EXERCISE BRIEF: In the entries below, identify every line with the string "förberedande" and copy it.
---------- RECORDS PROVIDED ----------
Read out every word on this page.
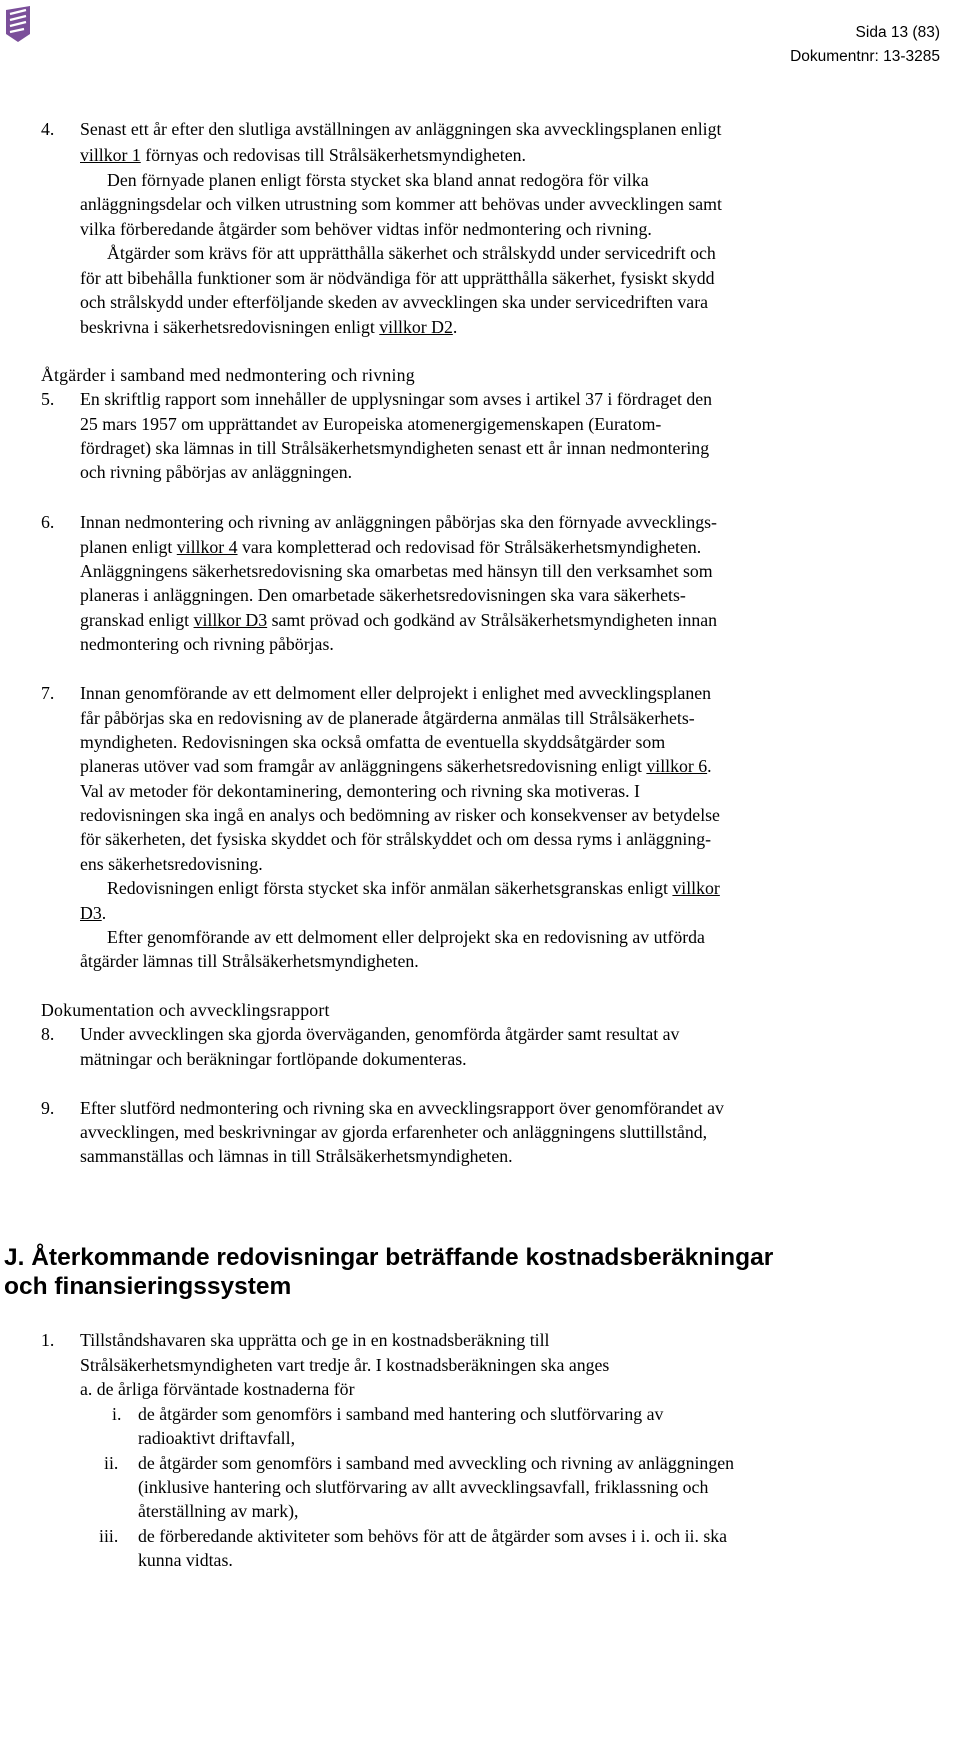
Sida 13 (83)
Dokumentnr: 13-3285
4. Senast ett år efter den slutliga avställningen av anläggningen ska avvecklingsplanen enligt
villkor 1 förnyas och redovisas till Strålsäkerhetsmyndigheten.
Den förnyade planen enligt första stycket ska bland annat redogöra för vilka
anläggningsdelar och vilken utrustning som kommer att behövas under avvecklingen samt
vilka förberedande åtgärder som behöver vidtas inför nedmontering och rivning.
Åtgärder som krävs för att upprätthålla säkerhet och strålskydd under servicedrift och
för att bibehålla funktioner som är nödvändiga för att upprätthålla säkerhet, fysiskt skydd
och strålskydd under efterföljande skeden av avvecklingen ska under servicedriften vara
beskrivna i säkerhetsredovisningen enligt villkor D2.
Åtgärder i samband med nedmontering och rivning
5. En skriftlig rapport som innehåller de upplysningar som avses i artikel 37 i fördraget den
25 mars 1957 om upprättandet av Europeiska atomenergigemenskapen (Euratom-
fördraget) ska lämnas in till Strålsäkerhetsmyndigheten senast ett år innan nedmontering
och rivning påbörjas av anläggningen.
6. Innan nedmontering och rivning av anläggningen påbörjas ska den förnyade avvecklings-
planen enligt villkor 4 vara kompletterad och redovisad för Strålsäkerhetsmyndigheten.
Anläggningens säkerhetsredovisning ska omarbetas med hänsyn till den verksamhet som
planeras i anläggningen. Den omarbetade säkerhetsredovisningen ska vara säkerhets-
granskad enligt villkor D3 samt prövad och godkänd av Strålsäkerhetsmyndigheten innan
nedmontering och rivning påbörjas.
7. Innan genomförande av ett delmoment eller delprojekt i enlighet med avvecklingsplanen
får påbörjas ska en redovisning av de planerade åtgärderna anmälas till Strålsäkerhets-
myndigheten. Redovisningen ska också omfatta de eventuella skyddsåtgärder som
planeras utöver vad som framgår av anläggningens säkerhetsredovisning enligt villkor 6.
Val av metoder för dekontaminering, demontering och rivning ska motiveras. I
redovisningen ska ingå en analys och bedömning av risker och konsekvenser av betydelse
för säkerheten, det fysiska skyddet och för strålskyddet och om dessa ryms i anläggning-
ens säkerhetsredovisning.
Redovisningen enligt första stycket ska inför anmälan säkerhetsgranskas enligt villkor
D3.
Efter genomförande av ett delmoment eller delprojekt ska en redovisning av utförda
åtgärder lämnas till Strålsäkerhetsmyndigheten.
Dokumentation och avvecklingsrapport
8. Under avvecklingen ska gjorda överväganden, genomförda åtgärder samt resultat av
mätningar och beräkningar fortlöpande dokumenteras.
9. Efter slutförd nedmontering och rivning ska en avvecklingsrapport över genomförandet av
avvecklingen, med beskrivningar av gjorda erfarenheter och anläggningens sluttillstånd,
sammanställas och lämnas in till Strålsäkerhetsmyndigheten.
J. Återkommande redovisningar beträffande kostnadsberäkningar
och finansieringssystem
1. Tillståndshavaren ska upprätta och ge in en kostnadsberäkning till
Strålsäkerhetsmyndigheten vart tredje år. I kostnadsberäkningen ska anges
a. de årliga förväntade kostnaderna för
i. de åtgärder som genomförs i samband med hantering och slutförvaring av
radioaktivt driftavfall,
ii. de åtgärder som genomförs i samband med avveckling och rivning av anläggningen
(inklusive hantering och slutförvaring av allt avvecklingsavfall, friklassning och
återställning av mark),
iii. de förberedande aktiviteter som behövs för att de åtgärder som avses i i. och ii. ska
kunna vidtas.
----------
WORKED SOLUTION:
vilka förberedande åtgärder som behöver vidtas inför nedmontering och rivning.
iii. de förberedande aktiviteter som behövs för att de åtgärder som avses i i. och ii. ska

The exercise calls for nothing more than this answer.